[start]

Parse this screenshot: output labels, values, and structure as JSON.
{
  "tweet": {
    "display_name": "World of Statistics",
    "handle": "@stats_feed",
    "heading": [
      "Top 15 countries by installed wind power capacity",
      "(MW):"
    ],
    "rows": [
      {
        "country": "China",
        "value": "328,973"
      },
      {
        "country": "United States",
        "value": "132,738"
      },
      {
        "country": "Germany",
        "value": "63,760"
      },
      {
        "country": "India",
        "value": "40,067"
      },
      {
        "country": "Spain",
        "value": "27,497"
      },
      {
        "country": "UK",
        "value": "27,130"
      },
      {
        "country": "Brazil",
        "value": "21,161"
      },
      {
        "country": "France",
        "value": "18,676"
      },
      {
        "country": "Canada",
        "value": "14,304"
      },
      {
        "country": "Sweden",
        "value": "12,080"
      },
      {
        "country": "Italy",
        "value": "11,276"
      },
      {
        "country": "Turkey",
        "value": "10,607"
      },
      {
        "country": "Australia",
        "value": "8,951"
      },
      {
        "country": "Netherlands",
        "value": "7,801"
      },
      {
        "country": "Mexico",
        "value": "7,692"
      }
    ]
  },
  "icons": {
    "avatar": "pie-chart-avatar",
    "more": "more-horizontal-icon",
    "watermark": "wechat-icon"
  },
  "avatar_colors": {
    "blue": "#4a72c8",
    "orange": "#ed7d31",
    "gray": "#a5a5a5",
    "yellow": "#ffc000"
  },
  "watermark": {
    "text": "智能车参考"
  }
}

[end]

- **The exercise**: Copy the data above in full, character for character.

- **Answer in full**:
Parse this screenshot: output labels, values, and structure as JSON.
{
  "tweet": {
    "display_name": "World of Statistics",
    "handle": "@stats_feed",
    "heading": [
      "Top 15 countries by installed wind power capacity",
      "(MW):"
    ],
    "rows": [
      {
        "country": "China",
        "value": "328,973"
      },
      {
        "country": "United States",
        "value": "132,738"
      },
      {
        "country": "Germany",
        "value": "63,760"
      },
      {
        "country": "India",
        "value": "40,067"
      },
      {
        "country": "Spain",
        "value": "27,497"
      },
      {
        "country": "UK",
        "value": "27,130"
      },
      {
        "country": "Brazil",
        "value": "21,161"
      },
      {
        "country": "France",
        "value": "18,676"
      },
      {
        "country": "Canada",
        "value": "14,304"
      },
      {
        "country": "Sweden",
        "value": "12,080"
      },
      {
        "country": "Italy",
        "value": "11,276"
      },
      {
        "country": "Turkey",
        "value": "10,607"
      },
      {
        "country": "Australia",
        "value": "8,951"
      },
      {
        "country": "Netherlands",
        "value": "7,801"
      },
      {
        "country": "Mexico",
        "value": "7,692"
      }
    ]
  },
  "icons": {
    "avatar": "pie-chart-avatar",
    "more": "more-horizontal-icon",
    "watermark": "wechat-icon"
  },
  "avatar_colors": {
    "blue": "#4a72c8",
    "orange": "#ed7d31",
    "gray": "#a5a5a5",
    "yellow": "#ffc000"
  },
  "watermark": {
    "text": "智能车参考"
  }
}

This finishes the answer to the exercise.